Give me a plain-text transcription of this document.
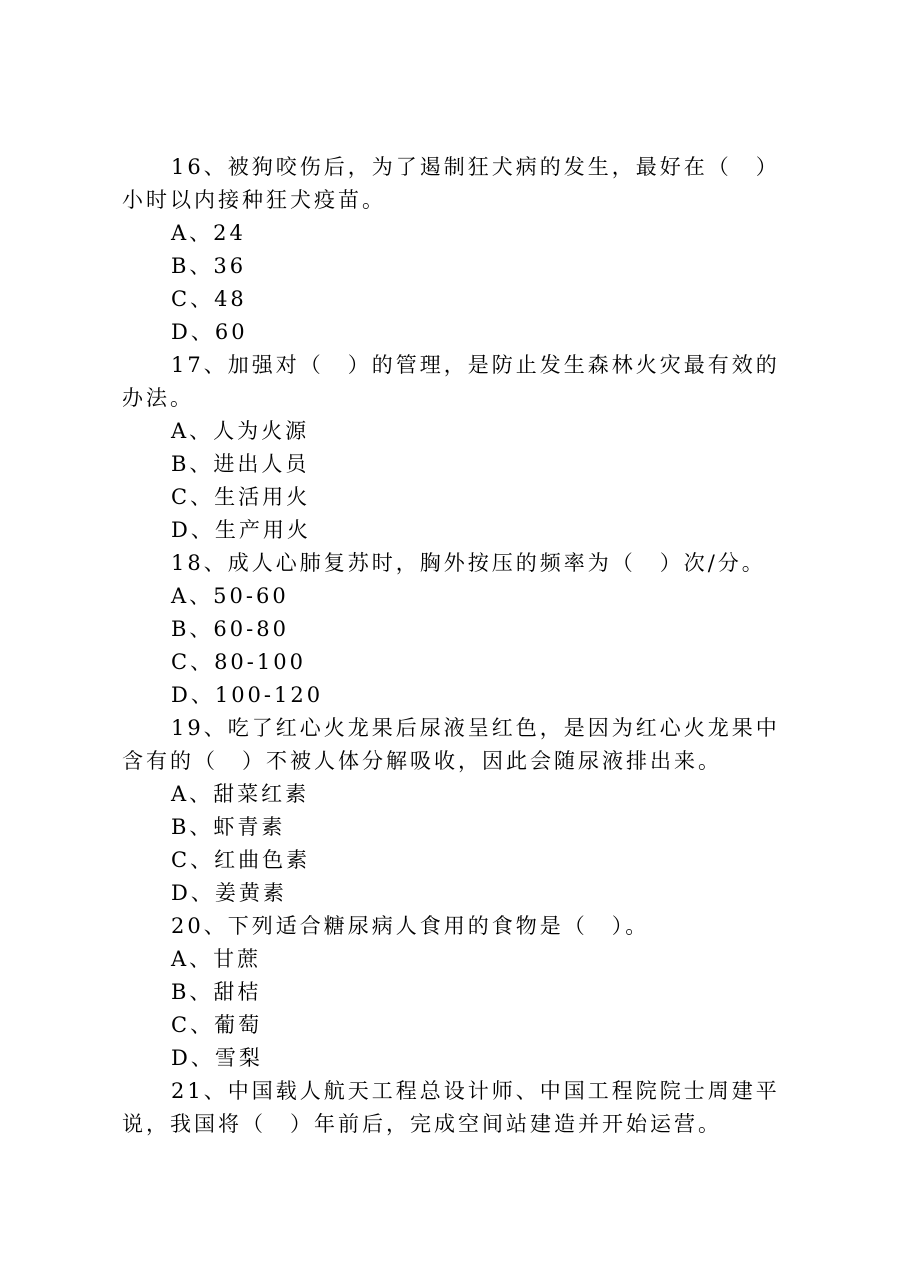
16、被狗咬伤后，为了遏制狂犬病的发生，最好在（　）
小时以内接种狂犬疫苗。
A、24
B、36
C、48
D、60
17、加强对（　）的管理，是防止发生森林火灾最有效的
办法。
A、人为火源
B、进出人员
C、生活用火
D、生产用火
18、成人心肺复苏时，胸外按压的频率为（　）次/分。
A、50-60
B、60-80
C、80-100
D、100-120
19、吃了红心火龙果后尿液呈红色，是因为红心火龙果中
含有的（　）不被人体分解吸收，因此会随尿液排出来。
A、甜菜红素
B、虾青素
C、红曲色素
D、姜黄素
20、下列适合糖尿病人食用的食物是（　）。
A、甘蔗
B、甜桔
C、葡萄
D、雪梨
21、中国载人航天工程总设计师、中国工程院院士周建平
说，我国将（　）年前后，完成空间站建造并开始运营。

» Goal of the exercise
Go through the listing above and quote it exactly, apart from its images.

» Task solution
Give me a plain-text transcription of this document.
16、被狗咬伤后，为了遏制狂犬病的发生，最好在（　）
小时以内接种狂犬疫苗。
A、24
B、36
C、48
D、60
17、加强对（　）的管理，是防止发生森林火灾最有效的
办法。
A、人为火源
B、进出人员
C、生活用火
D、生产用火
18、成人心肺复苏时，胸外按压的频率为（　）次/分。
A、50-60
B、60-80
C、80-100
D、100-120
19、吃了红心火龙果后尿液呈红色，是因为红心火龙果中
含有的（　）不被人体分解吸收，因此会随尿液排出来。
A、甜菜红素
B、虾青素
C、红曲色素
D、姜黄素
20、下列适合糖尿病人食用的食物是（　）。
A、甘蔗
B、甜桔
C、葡萄
D、雪梨
21、中国载人航天工程总设计师、中国工程院院士周建平
说，我国将（　）年前后，完成空间站建造并开始运营。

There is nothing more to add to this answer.